╭─ Material to process

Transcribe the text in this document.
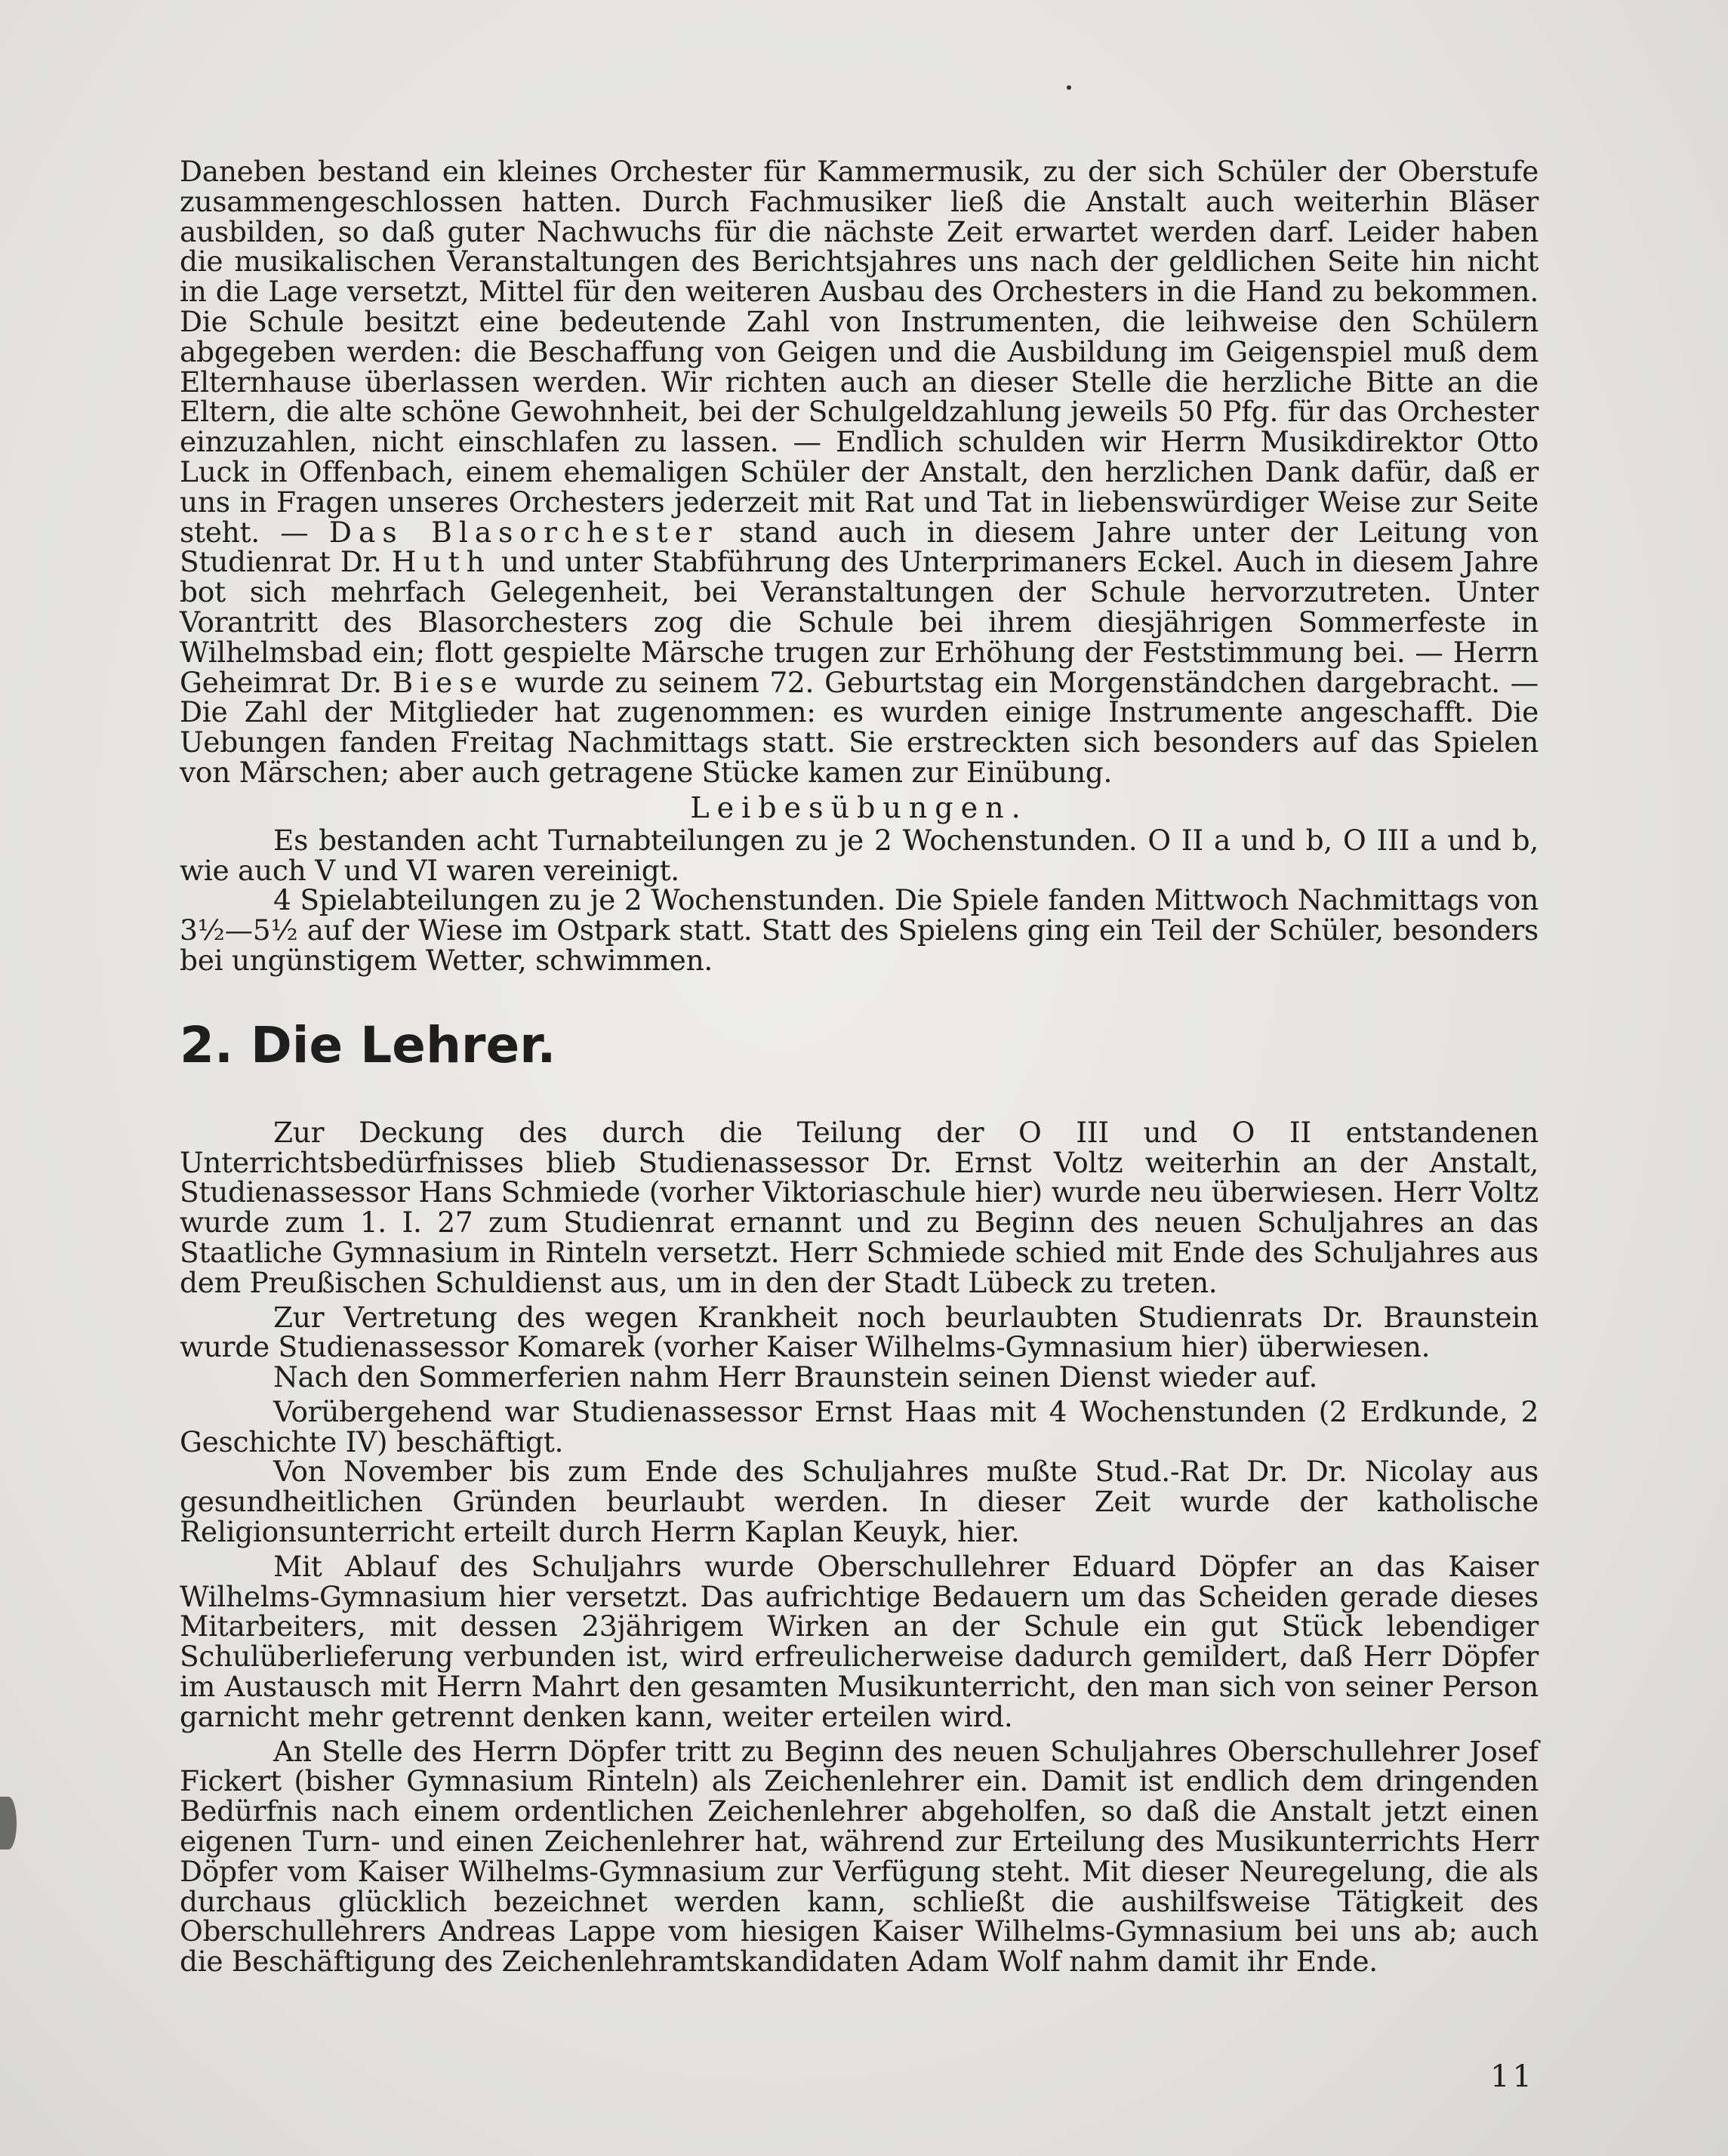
Daneben bestand ein kleines Orchester für Kammermusik, zu der sich Schüler der Oberstufe zusammengeschlossen hatten. Durch Fachmusiker ließ die Anstalt auch weiterhin Bläser ausbilden, so daß guter Nachwuchs für die nächste Zeit erwartet werden darf. Leider haben die musikalischen Veranstaltungen des Berichtsjahres uns nach der geldlichen Seite hin nicht in die Lage versetzt, Mittel für den weiteren Ausbau des Orchesters in die Hand zu bekommen. Die Schule besitzt eine bedeutende Zahl von Instrumenten, die leihweise den Schülern abgegeben werden: die Beschaffung von Geigen und die Ausbildung im Geigenspiel muß dem Elternhause überlassen werden. Wir richten auch an dieser Stelle die herzliche Bitte an die Eltern, die alte schöne Gewohnheit, bei der Schulgeldzahlung jeweils 50 Pfg. für das Orchester einzuzahlen, nicht einschlafen zu lassen. — Endlich schulden wir Herrn Musikdirektor Otto Luck in Offenbach, einem ehemaligen Schüler der Anstalt, den herzlichen Dank dafür, daß er uns in Fragen unseres Orchesters jederzeit mit Rat und Tat in liebenswürdiger Weise zur Seite steht. — Das Blasorchester stand auch in diesem Jahre unter der Leitung von Studienrat Dr. Huth und unter Stabführung des Unterprimaners Eckel. Auch in diesem Jahre bot sich mehrfach Gelegenheit, bei Veranstaltungen der Schule hervorzutreten. Unter Vorantritt des Blasorchesters zog die Schule bei ihrem diesjährigen Sommerfeste in Wilhelmsbad ein; flott gespielte Märsche trugen zur Erhöhung der Feststimmung bei. — Herrn Geheimrat Dr. Biese wurde zu seinem 72. Geburtstag ein Morgenständchen dargebracht. — Die Zahl der Mitglieder hat zugenommen: es wurden einige Instrumente angeschafft. Die Uebungen fanden Freitag Nachmittags statt. Sie erstreckten sich besonders auf das Spielen von Märschen; aber auch getragene Stücke kamen zur Einübung.

Leibesübungen.

Es bestanden acht Turnabteilungen zu je 2 Wochenstunden. O II a und b, O III a und b, wie auch V und VI waren vereinigt.

4 Spielabteilungen zu je 2 Wochenstunden. Die Spiele fanden Mittwoch Nachmittags von 3½—5½ auf der Wiese im Ostpark statt. Statt des Spielens ging ein Teil der Schüler, besonders bei ungünstigem Wetter, schwimmen.

2. Die Lehrer.

Zur Deckung des durch die Teilung der O III und O II entstandenen Unterrichtsbedürfnisses blieb Studienassessor Dr. Ernst Voltz weiterhin an der Anstalt, Studienassessor Hans Schmiede (vorher Viktoriaschule hier) wurde neu überwiesen. Herr Voltz wurde zum 1. I. 27 zum Studienrat ernannt und zu Beginn des neuen Schuljahres an das Staatliche Gymnasium in Rinteln versetzt. Herr Schmiede schied mit Ende des Schuljahres aus dem Preußischen Schuldienst aus, um in den der Stadt Lübeck zu treten.

Zur Vertretung des wegen Krankheit noch beurlaubten Studienrats Dr. Braunstein wurde Studienassessor Komarek (vorher Kaiser Wilhelms-Gymnasium hier) überwiesen.

Nach den Sommerferien nahm Herr Braunstein seinen Dienst wieder auf.

Vorübergehend war Studienassessor Ernst Haas mit 4 Wochenstunden (2 Erdkunde, 2 Geschichte IV) beschäftigt.

Von November bis zum Ende des Schuljahres mußte Stud.-Rat Dr. Dr. Nicolay aus gesundheitlichen Gründen beurlaubt werden. In dieser Zeit wurde der katholische Religionsunterricht erteilt durch Herrn Kaplan Keuyk, hier.

Mit Ablauf des Schuljahrs wurde Oberschullehrer Eduard Döpfer an das Kaiser Wilhelms-Gymnasium hier versetzt. Das aufrichtige Bedauern um das Scheiden gerade dieses Mitarbeiters, mit dessen 23jährigem Wirken an der Schule ein gut Stück lebendiger Schulüberlieferung verbunden ist, wird erfreulicherweise dadurch gemildert, daß Herr Döpfer im Austausch mit Herrn Mahrt den gesamten Musikunterricht, den man sich von seiner Person garnicht mehr getrennt denken kann, weiter erteilen wird.

An Stelle des Herrn Döpfer tritt zu Beginn des neuen Schuljahres Oberschullehrer Josef Fickert (bisher Gymnasium Rinteln) als Zeichenlehrer ein. Damit ist endlich dem dringenden Bedürfnis nach einem ordentlichen Zeichenlehrer abgeholfen, so daß die Anstalt jetzt einen eigenen Turn- und einen Zeichenlehrer hat, während zur Erteilung des Musikunterrichts Herr Döpfer vom Kaiser Wilhelms-Gymnasium zur Verfügung steht. Mit dieser Neuregelung, die als durchaus glücklich bezeichnet werden kann, schließt die aushilfsweise Tätigkeit des Oberschullehrers Andreas Lappe vom hiesigen Kaiser Wilhelms-Gymnasium bei uns ab; auch die Beschäftigung des Zeichenlehramtskandidaten Adam Wolf nahm damit ihr Ende.

11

╰─

_What you need to do_
Leaving the pictures out, reproduce the entries above exactly.

_Solution for this task_
Transcribe the text in this document.
Daneben bestand ein kleines Orchester für Kammermusik, zu der sich Schüler der Oberstufe zusammengeschlossen hatten. Durch Fachmusiker ließ die Anstalt auch weiterhin Bläser ausbilden, so daß guter Nachwuchs für die nächste Zeit erwartet werden darf. Leider haben die musikalischen Veranstaltungen des Berichtsjahres uns nach der geldlichen Seite hin nicht in die Lage versetzt, Mittel für den weiteren Ausbau des Orchesters in die Hand zu bekommen. Die Schule besitzt eine bedeutende Zahl von Instrumenten, die leihweise den Schülern abgegeben werden: die Beschaffung von Geigen und die Ausbildung im Geigenspiel muß dem Elternhause überlassen werden. Wir richten auch an dieser Stelle die herzliche Bitte an die Eltern, die alte schöne Gewohnheit, bei der Schulgeldzahlung jeweils 50 Pfg. für das Orchester einzuzahlen, nicht einschlafen zu lassen. — Endlich schulden wir Herrn Musikdirektor Otto Luck in Offenbach, einem ehemaligen Schüler der Anstalt, den herzlichen Dank dafür, daß er uns in Fragen unseres Orchesters jederzeit mit Rat und Tat in liebenswürdiger Weise zur Seite steht. — Das Blasorchester stand auch in diesem Jahre unter der Leitung von Studienrat Dr. Huth und unter Stabführung des Unterprimaners Eckel. Auch in diesem Jahre bot sich mehrfach Gelegenheit, bei Veranstaltungen der Schule hervorzutreten. Unter Vorantritt des Blasorchesters zog die Schule bei ihrem diesjährigen Sommerfeste in Wilhelmsbad ein; flott gespielte Märsche trugen zur Erhöhung der Feststimmung bei. — Herrn Geheimrat Dr. Biese wurde zu seinem 72. Geburtstag ein Morgenständchen dargebracht. — Die Zahl der Mitglieder hat zugenommen: es wurden einige Instrumente angeschafft. Die Uebungen fanden Freitag Nachmittags statt. Sie erstreckten sich besonders auf das Spielen von Märschen; aber auch getragene Stücke kamen zur Einübung.

Leibesübungen.

Es bestanden acht Turnabteilungen zu je 2 Wochenstunden. O II a und b, O III a und b, wie auch V und VI waren vereinigt.

4 Spielabteilungen zu je 2 Wochenstunden. Die Spiele fanden Mittwoch Nachmittags von 3½—5½ auf der Wiese im Ostpark statt. Statt des Spielens ging ein Teil der Schüler, besonders bei ungünstigem Wetter, schwimmen.

2. Die Lehrer.

Zur Deckung des durch die Teilung der O III und O II entstandenen Unterrichtsbedürfnisses blieb Studienassessor Dr. Ernst Voltz weiterhin an der Anstalt, Studienassessor Hans Schmiede (vorher Viktoriaschule hier) wurde neu überwiesen. Herr Voltz wurde zum 1. I. 27 zum Studienrat ernannt und zu Beginn des neuen Schuljahres an das Staatliche Gymnasium in Rinteln versetzt. Herr Schmiede schied mit Ende des Schuljahres aus dem Preußischen Schuldienst aus, um in den der Stadt Lübeck zu treten.

Zur Vertretung des wegen Krankheit noch beurlaubten Studienrats Dr. Braunstein wurde Studienassessor Komarek (vorher Kaiser Wilhelms-Gymnasium hier) überwiesen.

Nach den Sommerferien nahm Herr Braunstein seinen Dienst wieder auf.

Vorübergehend war Studienassessor Ernst Haas mit 4 Wochenstunden (2 Erdkunde, 2 Geschichte IV) beschäftigt.

Von November bis zum Ende des Schuljahres mußte Stud.-Rat Dr. Dr. Nicolay aus gesundheitlichen Gründen beurlaubt werden. In dieser Zeit wurde der katholische Religionsunterricht erteilt durch Herrn Kaplan Keuyk, hier.

Mit Ablauf des Schuljahrs wurde Oberschullehrer Eduard Döpfer an das Kaiser Wilhelms-Gymnasium hier versetzt. Das aufrichtige Bedauern um das Scheiden gerade dieses Mitarbeiters, mit dessen 23jährigem Wirken an der Schule ein gut Stück lebendiger Schulüberlieferung verbunden ist, wird erfreulicherweise dadurch gemildert, daß Herr Döpfer im Austausch mit Herrn Mahrt den gesamten Musikunterricht, den man sich von seiner Person garnicht mehr getrennt denken kann, weiter erteilen wird.

An Stelle des Herrn Döpfer tritt zu Beginn des neuen Schuljahres Oberschullehrer Josef Fickert (bisher Gymnasium Rinteln) als Zeichenlehrer ein. Damit ist endlich dem dringenden Bedürfnis nach einem ordentlichen Zeichenlehrer abgeholfen, so daß die Anstalt jetzt einen eigenen Turn- und einen Zeichenlehrer hat, während zur Erteilung des Musikunterrichts Herr Döpfer vom Kaiser Wilhelms-Gymnasium zur Verfügung steht. Mit dieser Neuregelung, die als durchaus glücklich bezeichnet werden kann, schließt die aushilfsweise Tätigkeit des Oberschullehrers Andreas Lappe vom hiesigen Kaiser Wilhelms-Gymnasium bei uns ab; auch die Beschäftigung des Zeichenlehramtskandidaten Adam Wolf nahm damit ihr Ende.

11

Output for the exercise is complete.